EXERCISE DETAILS:
Provide the records once more, identical to the original.

========================================

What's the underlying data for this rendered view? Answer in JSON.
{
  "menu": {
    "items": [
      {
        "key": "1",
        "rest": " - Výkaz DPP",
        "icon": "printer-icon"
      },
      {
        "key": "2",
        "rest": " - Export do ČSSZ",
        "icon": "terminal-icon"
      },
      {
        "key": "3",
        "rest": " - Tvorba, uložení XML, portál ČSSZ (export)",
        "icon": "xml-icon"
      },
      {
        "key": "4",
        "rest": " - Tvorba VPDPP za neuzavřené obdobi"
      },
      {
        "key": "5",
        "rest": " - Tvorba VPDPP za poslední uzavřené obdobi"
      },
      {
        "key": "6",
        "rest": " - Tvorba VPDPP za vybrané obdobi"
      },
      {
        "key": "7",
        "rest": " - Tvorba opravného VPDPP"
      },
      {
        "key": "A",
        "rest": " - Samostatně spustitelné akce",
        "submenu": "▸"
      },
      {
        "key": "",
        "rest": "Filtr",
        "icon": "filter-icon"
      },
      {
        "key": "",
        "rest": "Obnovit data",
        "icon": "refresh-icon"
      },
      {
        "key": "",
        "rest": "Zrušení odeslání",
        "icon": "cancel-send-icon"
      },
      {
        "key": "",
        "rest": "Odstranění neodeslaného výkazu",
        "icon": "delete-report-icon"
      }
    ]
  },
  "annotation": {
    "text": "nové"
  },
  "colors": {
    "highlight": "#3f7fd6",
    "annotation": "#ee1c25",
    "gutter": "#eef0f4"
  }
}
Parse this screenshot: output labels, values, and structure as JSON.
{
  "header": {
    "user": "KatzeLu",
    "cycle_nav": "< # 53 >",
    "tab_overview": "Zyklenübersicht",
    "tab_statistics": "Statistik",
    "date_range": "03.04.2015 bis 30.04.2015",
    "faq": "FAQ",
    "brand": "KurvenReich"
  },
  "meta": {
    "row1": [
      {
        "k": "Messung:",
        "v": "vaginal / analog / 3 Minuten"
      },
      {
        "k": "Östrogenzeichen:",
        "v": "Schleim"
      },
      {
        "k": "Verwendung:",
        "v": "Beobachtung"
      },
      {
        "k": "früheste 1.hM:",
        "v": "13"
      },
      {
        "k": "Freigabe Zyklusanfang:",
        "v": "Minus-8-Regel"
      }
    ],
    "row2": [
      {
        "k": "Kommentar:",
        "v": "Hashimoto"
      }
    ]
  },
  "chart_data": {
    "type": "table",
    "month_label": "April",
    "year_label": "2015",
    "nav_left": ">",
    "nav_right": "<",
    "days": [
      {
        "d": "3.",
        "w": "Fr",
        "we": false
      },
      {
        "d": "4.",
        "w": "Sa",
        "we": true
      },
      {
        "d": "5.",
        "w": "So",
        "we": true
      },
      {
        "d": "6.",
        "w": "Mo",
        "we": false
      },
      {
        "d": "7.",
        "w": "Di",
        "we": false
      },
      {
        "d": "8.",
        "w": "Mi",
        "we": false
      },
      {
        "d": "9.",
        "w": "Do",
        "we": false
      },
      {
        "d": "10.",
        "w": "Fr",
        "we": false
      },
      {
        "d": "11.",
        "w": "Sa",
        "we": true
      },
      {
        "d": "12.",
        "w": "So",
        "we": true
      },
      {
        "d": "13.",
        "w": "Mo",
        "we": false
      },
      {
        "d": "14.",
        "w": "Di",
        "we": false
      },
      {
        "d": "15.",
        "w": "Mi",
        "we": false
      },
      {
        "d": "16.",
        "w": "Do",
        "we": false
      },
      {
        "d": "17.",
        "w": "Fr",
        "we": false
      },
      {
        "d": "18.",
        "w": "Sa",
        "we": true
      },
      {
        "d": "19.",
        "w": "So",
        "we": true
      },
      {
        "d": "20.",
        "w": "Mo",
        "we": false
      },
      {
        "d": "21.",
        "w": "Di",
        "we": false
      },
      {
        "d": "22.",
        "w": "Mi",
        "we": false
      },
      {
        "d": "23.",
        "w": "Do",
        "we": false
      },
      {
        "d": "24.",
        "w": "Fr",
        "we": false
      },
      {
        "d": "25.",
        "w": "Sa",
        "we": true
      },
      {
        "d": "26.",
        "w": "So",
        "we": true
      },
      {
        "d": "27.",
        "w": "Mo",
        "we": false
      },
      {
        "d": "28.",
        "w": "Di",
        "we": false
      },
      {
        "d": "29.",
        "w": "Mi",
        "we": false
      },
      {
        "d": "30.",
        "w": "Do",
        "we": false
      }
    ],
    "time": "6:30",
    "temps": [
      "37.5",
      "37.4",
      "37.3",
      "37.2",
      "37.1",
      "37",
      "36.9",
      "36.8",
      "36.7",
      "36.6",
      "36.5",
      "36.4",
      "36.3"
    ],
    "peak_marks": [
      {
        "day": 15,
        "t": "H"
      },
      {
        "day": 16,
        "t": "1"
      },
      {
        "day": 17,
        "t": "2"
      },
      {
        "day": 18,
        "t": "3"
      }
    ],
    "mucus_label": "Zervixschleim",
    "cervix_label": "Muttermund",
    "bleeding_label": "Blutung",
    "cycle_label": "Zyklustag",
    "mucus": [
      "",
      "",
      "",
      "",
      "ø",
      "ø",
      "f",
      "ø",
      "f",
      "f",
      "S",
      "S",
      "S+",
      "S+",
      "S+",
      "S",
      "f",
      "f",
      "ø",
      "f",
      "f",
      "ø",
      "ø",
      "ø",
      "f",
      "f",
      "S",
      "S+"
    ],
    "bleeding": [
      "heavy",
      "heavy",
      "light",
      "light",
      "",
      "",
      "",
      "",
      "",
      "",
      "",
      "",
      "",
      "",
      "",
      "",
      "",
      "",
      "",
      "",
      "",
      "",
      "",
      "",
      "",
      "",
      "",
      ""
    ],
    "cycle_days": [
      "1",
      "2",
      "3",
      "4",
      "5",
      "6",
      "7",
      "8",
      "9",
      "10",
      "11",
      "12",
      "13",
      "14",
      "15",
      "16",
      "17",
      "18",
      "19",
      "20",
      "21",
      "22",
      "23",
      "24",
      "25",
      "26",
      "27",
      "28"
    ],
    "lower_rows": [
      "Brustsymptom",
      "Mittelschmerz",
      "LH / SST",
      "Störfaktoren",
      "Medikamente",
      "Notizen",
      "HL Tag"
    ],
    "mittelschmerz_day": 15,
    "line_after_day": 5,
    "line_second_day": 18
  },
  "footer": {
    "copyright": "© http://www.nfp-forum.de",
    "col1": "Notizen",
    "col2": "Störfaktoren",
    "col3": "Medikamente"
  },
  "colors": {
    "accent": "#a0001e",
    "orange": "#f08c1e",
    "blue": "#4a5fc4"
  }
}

========================================

EXPECTED ANSWER:
What's the underlying data for this rendered view? Answer in JSON.
{
  "menu": {
    "items": [
      {
        "key": "1",
        "rest": " - Výkaz DPP",
        "icon": "printer-icon"
      },
      {
        "key": "2",
        "rest": " - Export do ČSSZ",
        "icon": "terminal-icon"
      },
      {
        "key": "3",
        "rest": " - Tvorba, uložení XML, portál ČSSZ (export)",
        "icon": "xml-icon"
      },
      {
        "key": "4",
        "rest": " - Tvorba VPDPP za neuzavřené obdobi"
      },
      {
        "key": "5",
        "rest": " - Tvorba VPDPP za poslední uzavřené obdobi"
      },
      {
        "key": "6",
        "rest": " - Tvorba VPDPP za vybrané obdobi"
      },
      {
        "key": "7",
        "rest": " - Tvorba opravného VPDPP"
      },
      {
        "key": "A",
        "rest": " - Samostatně spustitelné akce",
        "submenu": "▸"
      },
      {
        "key": "",
        "rest": "Filtr",
        "icon": "filter-icon"
      },
      {
        "key": "",
        "rest": "Obnovit data",
        "icon": "refresh-icon"
      },
      {
        "key": "",
        "rest": "Zrušení odeslání",
        "icon": "cancel-send-icon"
      },
      {
        "key": "",
        "rest": "Odstranění neodeslaného výkazu",
        "icon": "delete-report-icon"
      }
    ]
  },
  "annotation": {
    "text": "nové"
  },
  "colors": {
    "highlight": "#3f7fd6",
    "annotation": "#ee1c25",
    "gutter": "#eef0f4"
  }
}
Parse this screenshot: output labels, values, and structure as JSON.
{
  "header": {
    "user": "KatzeLu",
    "cycle_nav": "< # 53 >",
    "tab_overview": "Zyklenübersicht",
    "tab_statistics": "Statistik",
    "date_range": "03.04.2015 bis 30.04.2015",
    "faq": "FAQ",
    "brand": "KurvenReich"
  },
  "meta": {
    "row1": [
      {
        "k": "Messung:",
        "v": "vaginal / analog / 3 Minuten"
      },
      {
        "k": "Östrogenzeichen:",
        "v": "Schleim"
      },
      {
        "k": "Verwendung:",
        "v": "Beobachtung"
      },
      {
        "k": "früheste 1.hM:",
        "v": "13"
      },
      {
        "k": "Freigabe Zyklusanfang:",
        "v": "Minus-8-Regel"
      }
    ],
    "row2": [
      {
        "k": "Kommentar:",
        "v": "Hashimoto"
      }
    ]
  },
  "chart_data": {
    "type": "table",
    "month_label": "April",
    "year_label": "2015",
    "nav_left": ">",
    "nav_right": "<",
    "days": [
      {
        "d": "3.",
        "w": "Fr",
        "we": false
      },
      {
        "d": "4.",
        "w": "Sa",
        "we": true
      },
      {
        "d": "5.",
        "w": "So",
        "we": true
      },
      {
        "d": "6.",
        "w": "Mo",
        "we": false
      },
      {
        "d": "7.",
        "w": "Di",
        "we": false
      },
      {
        "d": "8.",
        "w": "Mi",
        "we": false
      },
      {
        "d": "9.",
        "w": "Do",
        "we": false
      },
      {
        "d": "10.",
        "w": "Fr",
        "we": false
      },
      {
        "d": "11.",
        "w": "Sa",
        "we": true
      },
      {
        "d": "12.",
        "w": "So",
        "we": true
      },
      {
        "d": "13.",
        "w": "Mo",
        "we": false
      },
      {
        "d": "14.",
        "w": "Di",
        "we": false
      },
      {
        "d": "15.",
        "w": "Mi",
        "we": false
      },
      {
        "d": "16.",
        "w": "Do",
        "we": false
      },
      {
        "d": "17.",
        "w": "Fr",
        "we": false
      },
      {
        "d": "18.",
        "w": "Sa",
        "we": true
      },
      {
        "d": "19.",
        "w": "So",
        "we": true
      },
      {
        "d": "20.",
        "w": "Mo",
        "we": false
      },
      {
        "d": "21.",
        "w": "Di",
        "we": false
      },
      {
        "d": "22.",
        "w": "Mi",
        "we": false
      },
      {
        "d": "23.",
        "w": "Do",
        "we": false
      },
      {
        "d": "24.",
        "w": "Fr",
        "we": false
      },
      {
        "d": "25.",
        "w": "Sa",
        "we": true
      },
      {
        "d": "26.",
        "w": "So",
        "we": true
      },
      {
        "d": "27.",
        "w": "Mo",
        "we": false
      },
      {
        "d": "28.",
        "w": "Di",
        "we": false
      },
      {
        "d": "29.",
        "w": "Mi",
        "we": false
      },
      {
        "d": "30.",
        "w": "Do",
        "we": false
      }
    ],
    "time": "6:30",
    "temps": [
      "37.5",
      "37.4",
      "37.3",
      "37.2",
      "37.1",
      "37",
      "36.9",
      "36.8",
      "36.7",
      "36.6",
      "36.5",
      "36.4",
      "36.3"
    ],
    "peak_marks": [
      {
        "day": 15,
        "t": "H"
      },
      {
        "day": 16,
        "t": "1"
      },
      {
        "day": 17,
        "t": "2"
      },
      {
        "day": 18,
        "t": "3"
      }
    ],
    "mucus_label": "Zervixschleim",
    "cervix_label": "Muttermund",
    "bleeding_label": "Blutung",
    "cycle_label": "Zyklustag",
    "mucus": [
      "",
      "",
      "",
      "",
      "ø",
      "ø",
      "f",
      "ø",
      "f",
      "f",
      "S",
      "S",
      "S+",
      "S+",
      "S+",
      "S",
      "f",
      "f",
      "ø",
      "f",
      "f",
      "ø",
      "ø",
      "ø",
      "f",
      "f",
      "S",
      "S+"
    ],
    "bleeding": [
      "heavy",
      "heavy",
      "light",
      "light",
      "",
      "",
      "",
      "",
      "",
      "",
      "",
      "",
      "",
      "",
      "",
      "",
      "",
      "",
      "",
      "",
      "",
      "",
      "",
      "",
      "",
      "",
      "",
      ""
    ],
    "cycle_days": [
      "1",
      "2",
      "3",
      "4",
      "5",
      "6",
      "7",
      "8",
      "9",
      "10",
      "11",
      "12",
      "13",
      "14",
      "15",
      "16",
      "17",
      "18",
      "19",
      "20",
      "21",
      "22",
      "23",
      "24",
      "25",
      "26",
      "27",
      "28"
    ],
    "lower_rows": [
      "Brustsymptom",
      "Mittelschmerz",
      "LH / SST",
      "Störfaktoren",
      "Medikamente",
      "Notizen",
      "HL Tag"
    ],
    "mittelschmerz_day": 15,
    "line_after_day": 5,
    "line_second_day": 18
  },
  "footer": {
    "copyright": "© http://www.nfp-forum.de",
    "col1": "Notizen",
    "col2": "Störfaktoren",
    "col3": "Medikamente"
  },
  "colors": {
    "accent": "#a0001e",
    "orange": "#f08c1e",
    "blue": "#4a5fc4"
  }
}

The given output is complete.